* **Texte**
En cette fin d’après-midi je l’ai laissé à l’hôtel, et j’ai pris le métro vers un coin de la ville encore non exploré. Dès la sortie, débouchant dans la rue, j’ai compris qu’il n’y aurait rien d’admirable à voir là. Une atmosphère de pauvreté et de désoeuvrement, des gens qui me regardaient passer depuis leurs portes. La crasse, et les célèbres escaliers extérieurs en métal, noirs sur le ciel blanc. Je marchais vite comme si j’allais quelque part, traversant rue après rue, intéressée.
C’est là que je l’ai vu : assis sur la bordure du trottoir, les fesses en équilibre, dans la rue étroite. Il parlait, comme on parle à quelqu’un, à un chaton pelotonné en face de lui, qui écoutait. J’ai suspendu mon pas une seconde, il m’a jeté un coup d’œil, le chaton a déguerpi.
Je suis repartie, emportant avec moi l’empreinte hostile de son regard.
focale(3)
par claire le 15 novembre, 2016
La vieille maison s’est effondrée pendant la nuit, toute seule, il ne reste qu’un bout de façade encadrant la porte, et des amas de briques derrière.
Les voisins dormaient et ne se sont pas réveillés, il est vrai que les maisons habitées les plus proches sont au moins à trente mètres. Tout autour d’elle il n’y a plus que des terrains vagues, elle était seule encore debout, avec sa grande ouverture bouchée par de la tôle.
La poussière est retombée dans la nuit noire, lentement, personne pour la voir, et ce matin elle poudre tous les abords, le trottoir inégal, les buttes de terre où poussent de maigres touffes. Il voit sa soeur et ses deux copines passer devant, elles ne le voient pas. Il est assis dans un recoin de l’autre côté de la rue. Hier encore, il était entré pour nourrir le jeune merle, se faufilant entre la tôle et l’embrasure de la porte. L’oiseau commençait à prendre des forces, dans sa boîte à chaussures.
focale (2)

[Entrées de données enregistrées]

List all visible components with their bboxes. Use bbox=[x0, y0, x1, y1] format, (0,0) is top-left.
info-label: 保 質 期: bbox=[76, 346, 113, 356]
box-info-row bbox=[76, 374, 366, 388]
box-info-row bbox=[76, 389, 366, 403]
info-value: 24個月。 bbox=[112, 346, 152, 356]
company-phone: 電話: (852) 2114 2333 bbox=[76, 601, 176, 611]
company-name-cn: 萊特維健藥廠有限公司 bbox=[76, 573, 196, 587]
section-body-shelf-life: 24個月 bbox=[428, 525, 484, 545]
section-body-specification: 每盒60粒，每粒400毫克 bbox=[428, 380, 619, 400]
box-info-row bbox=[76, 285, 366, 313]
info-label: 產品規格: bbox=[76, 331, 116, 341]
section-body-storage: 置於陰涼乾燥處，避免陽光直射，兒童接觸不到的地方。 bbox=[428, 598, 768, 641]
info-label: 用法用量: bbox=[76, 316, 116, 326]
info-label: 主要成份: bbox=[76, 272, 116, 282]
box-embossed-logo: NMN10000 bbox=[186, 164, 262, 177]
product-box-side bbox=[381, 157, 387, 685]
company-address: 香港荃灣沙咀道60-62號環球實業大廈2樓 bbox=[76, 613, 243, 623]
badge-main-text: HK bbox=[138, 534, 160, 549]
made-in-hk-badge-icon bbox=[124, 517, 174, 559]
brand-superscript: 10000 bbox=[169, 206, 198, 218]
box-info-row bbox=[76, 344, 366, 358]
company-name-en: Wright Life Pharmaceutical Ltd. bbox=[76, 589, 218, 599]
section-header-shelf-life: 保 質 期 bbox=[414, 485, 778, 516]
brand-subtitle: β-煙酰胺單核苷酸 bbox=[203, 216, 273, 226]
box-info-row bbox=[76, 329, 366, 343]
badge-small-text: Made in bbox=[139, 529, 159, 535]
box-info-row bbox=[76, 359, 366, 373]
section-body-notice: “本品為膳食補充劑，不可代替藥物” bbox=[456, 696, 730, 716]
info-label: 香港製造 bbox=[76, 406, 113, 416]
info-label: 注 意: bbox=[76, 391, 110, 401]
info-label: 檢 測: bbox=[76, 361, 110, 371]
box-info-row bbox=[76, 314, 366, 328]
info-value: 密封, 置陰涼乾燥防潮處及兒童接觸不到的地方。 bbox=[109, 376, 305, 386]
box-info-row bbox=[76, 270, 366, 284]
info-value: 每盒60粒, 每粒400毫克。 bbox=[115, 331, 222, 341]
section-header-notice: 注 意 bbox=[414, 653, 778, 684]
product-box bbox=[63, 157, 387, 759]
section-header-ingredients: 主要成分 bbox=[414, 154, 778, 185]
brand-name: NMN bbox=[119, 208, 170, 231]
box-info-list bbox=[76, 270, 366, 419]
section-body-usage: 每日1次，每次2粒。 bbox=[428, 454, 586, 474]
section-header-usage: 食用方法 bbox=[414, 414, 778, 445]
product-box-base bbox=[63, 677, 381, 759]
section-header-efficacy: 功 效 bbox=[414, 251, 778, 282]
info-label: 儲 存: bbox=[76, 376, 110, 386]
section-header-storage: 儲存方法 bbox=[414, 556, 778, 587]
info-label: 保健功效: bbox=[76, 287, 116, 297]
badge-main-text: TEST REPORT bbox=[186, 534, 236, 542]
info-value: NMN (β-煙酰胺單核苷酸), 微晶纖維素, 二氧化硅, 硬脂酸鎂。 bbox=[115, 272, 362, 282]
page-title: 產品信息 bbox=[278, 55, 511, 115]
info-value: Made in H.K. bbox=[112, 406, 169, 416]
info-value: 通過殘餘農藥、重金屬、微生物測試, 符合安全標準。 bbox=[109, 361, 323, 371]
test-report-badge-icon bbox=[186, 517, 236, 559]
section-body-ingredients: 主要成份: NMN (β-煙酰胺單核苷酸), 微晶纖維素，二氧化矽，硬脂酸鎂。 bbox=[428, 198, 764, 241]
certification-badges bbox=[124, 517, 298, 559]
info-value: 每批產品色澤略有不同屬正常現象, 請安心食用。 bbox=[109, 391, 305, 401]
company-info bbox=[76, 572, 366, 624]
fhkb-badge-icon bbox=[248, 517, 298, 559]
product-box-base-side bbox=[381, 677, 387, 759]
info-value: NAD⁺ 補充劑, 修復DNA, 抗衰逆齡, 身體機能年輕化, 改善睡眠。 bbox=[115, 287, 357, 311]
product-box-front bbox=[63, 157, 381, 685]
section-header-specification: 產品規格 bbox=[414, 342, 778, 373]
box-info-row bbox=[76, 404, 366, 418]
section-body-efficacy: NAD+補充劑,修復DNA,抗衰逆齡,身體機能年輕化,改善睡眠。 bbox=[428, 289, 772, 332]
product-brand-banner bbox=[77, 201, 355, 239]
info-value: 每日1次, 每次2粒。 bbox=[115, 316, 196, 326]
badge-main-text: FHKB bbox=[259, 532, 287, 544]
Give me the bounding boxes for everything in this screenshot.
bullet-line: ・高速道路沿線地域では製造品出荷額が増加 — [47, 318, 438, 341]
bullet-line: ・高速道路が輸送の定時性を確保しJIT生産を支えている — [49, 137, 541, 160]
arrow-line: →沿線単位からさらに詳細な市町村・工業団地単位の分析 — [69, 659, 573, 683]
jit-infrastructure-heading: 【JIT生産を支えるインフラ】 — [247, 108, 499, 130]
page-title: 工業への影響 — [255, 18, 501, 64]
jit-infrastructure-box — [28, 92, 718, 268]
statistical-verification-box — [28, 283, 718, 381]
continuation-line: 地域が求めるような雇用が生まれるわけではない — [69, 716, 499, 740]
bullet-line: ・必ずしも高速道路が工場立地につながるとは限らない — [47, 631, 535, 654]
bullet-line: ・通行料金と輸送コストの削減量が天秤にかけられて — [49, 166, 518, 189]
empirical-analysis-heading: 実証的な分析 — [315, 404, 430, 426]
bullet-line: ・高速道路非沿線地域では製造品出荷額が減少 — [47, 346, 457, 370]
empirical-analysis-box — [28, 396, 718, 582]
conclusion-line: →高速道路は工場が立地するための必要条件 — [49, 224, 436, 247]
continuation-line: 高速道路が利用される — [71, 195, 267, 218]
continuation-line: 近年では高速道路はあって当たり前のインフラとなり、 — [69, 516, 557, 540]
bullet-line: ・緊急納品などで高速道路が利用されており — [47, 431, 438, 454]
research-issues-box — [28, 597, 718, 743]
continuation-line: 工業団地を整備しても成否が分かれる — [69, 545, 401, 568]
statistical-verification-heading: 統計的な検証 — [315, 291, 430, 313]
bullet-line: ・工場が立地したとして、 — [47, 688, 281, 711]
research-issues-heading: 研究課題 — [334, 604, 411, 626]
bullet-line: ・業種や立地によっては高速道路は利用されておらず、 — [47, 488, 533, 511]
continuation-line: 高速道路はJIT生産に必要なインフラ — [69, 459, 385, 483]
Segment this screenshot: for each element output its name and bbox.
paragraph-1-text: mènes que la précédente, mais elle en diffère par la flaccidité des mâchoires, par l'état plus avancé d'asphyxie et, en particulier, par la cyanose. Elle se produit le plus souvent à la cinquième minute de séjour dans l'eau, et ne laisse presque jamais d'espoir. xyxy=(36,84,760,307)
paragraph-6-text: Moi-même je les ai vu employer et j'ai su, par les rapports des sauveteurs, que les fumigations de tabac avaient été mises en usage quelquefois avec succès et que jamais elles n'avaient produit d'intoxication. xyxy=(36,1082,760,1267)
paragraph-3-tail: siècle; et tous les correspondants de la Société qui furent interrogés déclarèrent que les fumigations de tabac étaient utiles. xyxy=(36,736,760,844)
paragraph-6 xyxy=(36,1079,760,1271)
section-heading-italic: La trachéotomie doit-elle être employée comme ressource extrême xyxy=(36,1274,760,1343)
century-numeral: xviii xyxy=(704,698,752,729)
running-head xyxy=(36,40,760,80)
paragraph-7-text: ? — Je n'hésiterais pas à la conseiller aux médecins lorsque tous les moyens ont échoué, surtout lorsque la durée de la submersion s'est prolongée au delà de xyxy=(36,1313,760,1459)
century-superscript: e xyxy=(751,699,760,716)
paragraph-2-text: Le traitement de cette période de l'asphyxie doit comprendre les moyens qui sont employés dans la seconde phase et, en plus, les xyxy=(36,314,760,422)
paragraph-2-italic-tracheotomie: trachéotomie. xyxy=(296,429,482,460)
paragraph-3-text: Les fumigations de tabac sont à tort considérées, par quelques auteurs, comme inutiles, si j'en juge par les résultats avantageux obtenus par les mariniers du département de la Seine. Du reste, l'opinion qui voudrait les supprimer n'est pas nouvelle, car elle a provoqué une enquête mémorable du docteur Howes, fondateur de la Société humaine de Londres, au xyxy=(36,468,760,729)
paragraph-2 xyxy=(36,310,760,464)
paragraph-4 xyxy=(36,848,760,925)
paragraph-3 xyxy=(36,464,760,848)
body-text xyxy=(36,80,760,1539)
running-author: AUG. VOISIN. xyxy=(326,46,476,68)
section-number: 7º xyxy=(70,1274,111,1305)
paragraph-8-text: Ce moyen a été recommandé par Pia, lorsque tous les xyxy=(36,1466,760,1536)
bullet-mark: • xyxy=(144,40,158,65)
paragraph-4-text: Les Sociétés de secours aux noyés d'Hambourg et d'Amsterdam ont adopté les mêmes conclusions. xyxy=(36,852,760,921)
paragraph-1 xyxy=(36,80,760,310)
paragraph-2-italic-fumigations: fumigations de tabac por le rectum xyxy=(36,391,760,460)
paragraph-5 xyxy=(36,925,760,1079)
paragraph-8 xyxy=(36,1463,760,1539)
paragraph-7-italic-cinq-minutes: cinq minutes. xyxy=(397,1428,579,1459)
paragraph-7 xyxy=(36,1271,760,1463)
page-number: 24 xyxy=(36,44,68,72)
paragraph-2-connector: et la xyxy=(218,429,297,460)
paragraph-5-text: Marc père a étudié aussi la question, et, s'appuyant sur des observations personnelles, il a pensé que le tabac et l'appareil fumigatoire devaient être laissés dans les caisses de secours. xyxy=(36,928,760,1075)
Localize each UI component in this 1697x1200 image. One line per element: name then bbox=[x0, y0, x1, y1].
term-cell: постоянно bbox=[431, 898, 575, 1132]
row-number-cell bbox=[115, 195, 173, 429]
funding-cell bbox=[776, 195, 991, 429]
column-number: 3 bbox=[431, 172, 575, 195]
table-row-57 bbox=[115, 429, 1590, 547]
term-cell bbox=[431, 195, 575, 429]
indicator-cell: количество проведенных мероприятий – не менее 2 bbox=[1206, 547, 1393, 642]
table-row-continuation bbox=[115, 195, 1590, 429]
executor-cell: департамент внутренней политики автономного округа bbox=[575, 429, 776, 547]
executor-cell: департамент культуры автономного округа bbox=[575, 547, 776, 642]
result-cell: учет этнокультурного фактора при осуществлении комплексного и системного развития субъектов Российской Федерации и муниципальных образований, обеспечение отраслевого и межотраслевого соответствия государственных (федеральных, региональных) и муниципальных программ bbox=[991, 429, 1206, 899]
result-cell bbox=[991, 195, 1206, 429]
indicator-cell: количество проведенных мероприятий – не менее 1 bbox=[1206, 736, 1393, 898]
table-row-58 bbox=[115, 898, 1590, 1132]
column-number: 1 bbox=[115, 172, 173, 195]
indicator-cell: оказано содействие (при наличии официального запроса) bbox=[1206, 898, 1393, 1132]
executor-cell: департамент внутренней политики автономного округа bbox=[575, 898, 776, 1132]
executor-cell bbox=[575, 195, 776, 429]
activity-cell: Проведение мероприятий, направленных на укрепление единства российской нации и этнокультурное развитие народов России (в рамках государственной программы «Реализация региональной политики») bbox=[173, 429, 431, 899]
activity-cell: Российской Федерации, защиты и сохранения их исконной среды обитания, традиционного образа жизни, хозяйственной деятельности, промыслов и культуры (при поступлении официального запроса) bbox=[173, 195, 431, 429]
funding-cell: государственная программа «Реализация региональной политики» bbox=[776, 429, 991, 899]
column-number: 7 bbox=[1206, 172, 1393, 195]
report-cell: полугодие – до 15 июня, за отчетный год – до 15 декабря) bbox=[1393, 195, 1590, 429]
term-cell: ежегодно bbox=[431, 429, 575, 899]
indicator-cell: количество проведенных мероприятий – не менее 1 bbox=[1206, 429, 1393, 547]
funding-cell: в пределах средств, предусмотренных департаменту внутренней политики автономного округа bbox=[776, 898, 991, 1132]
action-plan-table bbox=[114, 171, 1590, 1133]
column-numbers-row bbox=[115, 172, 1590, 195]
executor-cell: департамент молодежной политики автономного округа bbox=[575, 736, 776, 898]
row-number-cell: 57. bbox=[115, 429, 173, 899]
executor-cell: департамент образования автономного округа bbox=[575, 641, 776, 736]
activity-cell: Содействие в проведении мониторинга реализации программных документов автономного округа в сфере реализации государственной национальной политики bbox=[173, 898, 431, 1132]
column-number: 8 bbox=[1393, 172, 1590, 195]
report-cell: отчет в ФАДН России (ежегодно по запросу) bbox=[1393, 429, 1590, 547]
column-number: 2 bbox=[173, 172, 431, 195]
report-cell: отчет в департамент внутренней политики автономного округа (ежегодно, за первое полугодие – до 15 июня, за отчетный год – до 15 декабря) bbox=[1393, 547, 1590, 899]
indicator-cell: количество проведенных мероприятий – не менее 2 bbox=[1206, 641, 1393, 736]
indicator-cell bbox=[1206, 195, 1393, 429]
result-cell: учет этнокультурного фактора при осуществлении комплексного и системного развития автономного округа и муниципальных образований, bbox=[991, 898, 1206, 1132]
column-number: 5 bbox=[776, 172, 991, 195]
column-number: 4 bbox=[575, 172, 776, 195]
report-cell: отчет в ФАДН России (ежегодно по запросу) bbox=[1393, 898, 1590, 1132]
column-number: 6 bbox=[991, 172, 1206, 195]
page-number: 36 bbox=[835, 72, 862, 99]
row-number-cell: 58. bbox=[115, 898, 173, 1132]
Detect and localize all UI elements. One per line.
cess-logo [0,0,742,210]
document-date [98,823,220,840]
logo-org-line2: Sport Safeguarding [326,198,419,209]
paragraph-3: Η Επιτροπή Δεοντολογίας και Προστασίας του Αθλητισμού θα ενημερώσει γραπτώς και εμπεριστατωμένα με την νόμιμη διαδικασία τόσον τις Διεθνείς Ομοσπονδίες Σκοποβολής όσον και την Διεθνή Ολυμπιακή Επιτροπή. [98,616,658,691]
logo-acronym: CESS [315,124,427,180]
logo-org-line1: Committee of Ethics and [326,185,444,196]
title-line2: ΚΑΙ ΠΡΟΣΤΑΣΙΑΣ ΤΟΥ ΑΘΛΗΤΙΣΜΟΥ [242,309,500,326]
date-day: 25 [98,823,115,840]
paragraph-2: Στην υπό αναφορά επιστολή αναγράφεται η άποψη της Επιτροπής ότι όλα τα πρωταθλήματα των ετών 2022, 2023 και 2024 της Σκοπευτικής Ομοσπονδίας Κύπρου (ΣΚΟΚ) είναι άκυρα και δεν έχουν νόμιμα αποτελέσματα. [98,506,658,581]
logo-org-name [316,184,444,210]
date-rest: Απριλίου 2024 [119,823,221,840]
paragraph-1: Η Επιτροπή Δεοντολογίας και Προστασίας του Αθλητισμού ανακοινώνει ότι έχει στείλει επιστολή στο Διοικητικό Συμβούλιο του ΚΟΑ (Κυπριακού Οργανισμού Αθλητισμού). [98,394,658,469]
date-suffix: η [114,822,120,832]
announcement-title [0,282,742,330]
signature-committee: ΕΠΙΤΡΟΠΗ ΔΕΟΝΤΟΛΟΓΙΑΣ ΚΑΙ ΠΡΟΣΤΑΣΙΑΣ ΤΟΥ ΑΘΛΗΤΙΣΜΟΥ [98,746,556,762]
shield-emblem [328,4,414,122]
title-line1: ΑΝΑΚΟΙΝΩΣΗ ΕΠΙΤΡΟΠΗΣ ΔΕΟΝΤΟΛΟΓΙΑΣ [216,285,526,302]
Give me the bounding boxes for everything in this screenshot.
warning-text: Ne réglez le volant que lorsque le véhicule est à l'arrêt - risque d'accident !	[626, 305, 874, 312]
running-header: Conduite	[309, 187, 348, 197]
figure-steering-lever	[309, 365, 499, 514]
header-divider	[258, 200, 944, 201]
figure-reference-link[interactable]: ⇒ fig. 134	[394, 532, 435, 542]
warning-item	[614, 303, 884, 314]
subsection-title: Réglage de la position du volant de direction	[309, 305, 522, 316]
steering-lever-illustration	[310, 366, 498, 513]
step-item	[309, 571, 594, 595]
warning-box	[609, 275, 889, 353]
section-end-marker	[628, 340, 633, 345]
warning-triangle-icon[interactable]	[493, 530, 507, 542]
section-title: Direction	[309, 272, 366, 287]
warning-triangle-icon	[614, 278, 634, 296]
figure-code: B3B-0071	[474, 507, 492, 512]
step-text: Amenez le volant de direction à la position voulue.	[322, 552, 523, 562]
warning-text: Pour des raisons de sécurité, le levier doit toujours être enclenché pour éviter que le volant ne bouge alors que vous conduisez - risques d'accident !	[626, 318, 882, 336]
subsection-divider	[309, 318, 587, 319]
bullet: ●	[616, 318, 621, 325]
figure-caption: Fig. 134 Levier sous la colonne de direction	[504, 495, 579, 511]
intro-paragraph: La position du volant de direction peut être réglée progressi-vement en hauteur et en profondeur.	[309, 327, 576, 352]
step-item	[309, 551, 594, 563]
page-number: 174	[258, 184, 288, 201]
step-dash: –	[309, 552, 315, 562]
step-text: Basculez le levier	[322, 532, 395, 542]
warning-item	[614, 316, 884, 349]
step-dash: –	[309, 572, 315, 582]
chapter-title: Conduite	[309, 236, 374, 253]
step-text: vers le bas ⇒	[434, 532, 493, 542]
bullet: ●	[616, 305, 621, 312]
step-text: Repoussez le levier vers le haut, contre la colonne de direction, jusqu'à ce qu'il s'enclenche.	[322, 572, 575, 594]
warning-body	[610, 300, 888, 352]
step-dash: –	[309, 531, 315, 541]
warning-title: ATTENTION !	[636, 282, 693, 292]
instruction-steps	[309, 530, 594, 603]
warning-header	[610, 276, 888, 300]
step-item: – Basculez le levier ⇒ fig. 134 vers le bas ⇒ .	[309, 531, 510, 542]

* **Exercice 1**
Recopiez sans rien changer les lignes des entrées, depuis la toute première jusqu'à la ligne qui contient « company-address: 香港荃灣沙咀道60-62號環球實業大廈2樓 bbox=[76, 613, 243, 623] », cette dernière incluse.
* **Exercice 2**
Écrivez la suite du récit en prose, en reprenant après sa dernière ligne.

* **Réponse 1**
List all visible components with their bboxes. Use bbox=[x0, y0, x1, y1] format, (0,0) is top-left.
info-label: 保 質 期: bbox=[76, 346, 113, 356]
box-info-row bbox=[76, 374, 366, 388]
box-info-row bbox=[76, 389, 366, 403]
info-value: 24個月。 bbox=[112, 346, 152, 356]
company-phone: 電話: (852) 2114 2333 bbox=[76, 601, 176, 611]
company-name-cn: 萊特維健藥廠有限公司 bbox=[76, 573, 196, 587]
section-body-shelf-life: 24個月 bbox=[428, 525, 484, 545]
section-body-specification: 每盒60粒，每粒400毫克 bbox=[428, 380, 619, 400]
box-info-row bbox=[76, 285, 366, 313]
info-label: 產品規格: bbox=[76, 331, 116, 341]
section-body-storage: 置於陰涼乾燥處，避免陽光直射，兒童接觸不到的地方。 bbox=[428, 598, 768, 641]
info-label: 用法用量: bbox=[76, 316, 116, 326]
info-label: 主要成份: bbox=[76, 272, 116, 282]
box-embossed-logo: NMN10000 bbox=[186, 164, 262, 177]
product-box-side bbox=[381, 157, 387, 685]
company-address: 香港荃灣沙咀道60-62號環球實業大廈2樓 bbox=[76, 613, 243, 623]

* **Réponse 2**
par claire le 15 novembre, 2016
Le vendeur de pommes a un mouchoir blanc noué autour du cou, c’est un pauvre homme. Il attend tout le jour à côté de son panier, les légumes sont de l’autre côté. Il a plusieurs espèces d’arbres dans son verger, m’a-t-il expliqué, qui produisent de juillet à novembre…après il y a les pommes de garde qu’on met au cellier, qui lentement se chargent en sucre, jusqu’en janvier.
Ce matin je suis passée et j’ai voulu parler encore avec lui, mais il était étrange. Il semblait avoir peur de quelque chose, le regard fuyant, les yeux hantés. Il m’a dit qu’il avait eu « une crise », hier soir. Il avait vu un homme qui autrefois lui avait fait du mal, dont il rêvait parfois. Cet homme était là, dans la boutique, pour de vrai, à le regarder sans rien dire, puis il était parti.
Je suis revenue ce soir en rentrant du travail. Il s’était endormi contre son panier. Juste à côté de lui, sur le mur, un petit garçon dessinait à la craie un personnage, un homme avec un chapeau, aux yeux écarquillés, braqués.
Je le connais cet enfant, il traîne tout le temps, avec son visage maigre et son regard trop profond, cerné.
focale (1)
par claire le 14 novembre, 2016
A la fin on s’est tous retrouvés sur la terrasse couverte. Les deux garçons ensemble, silencieux, leurs corps sur le rebord de pierre, genoux pliés ; les deux hommes parlant de pêche, d’un certain endroit de la rivière plus propice ; les deux chiens qui se tournaient autour.
nous les deux filles adossées à la même fine colonne, on avait bu toute l’eau de la bouteille.
Personne ne se regardait. La chaleur était encore forte, le soleil ne faisait qu’une fine ligne au bord, on ne se décidait pas à rentrer.
On suivait des yeux les ombres des peupliers, noires, qui semblaient fuir leurs troncs si droits et se perdaient sur la courbe de la colline. Ma peur était tombée depuis longtemps mais je sentais encore en moi les vibrations. On était tous liés.
coques
par claire le 19 octobre, 2016
Il y a cette porte, devant laquelle sont posés des rayonnages, vides. On voit apparaître entre deux rayons la poignée : vieille porcelaine, laiton.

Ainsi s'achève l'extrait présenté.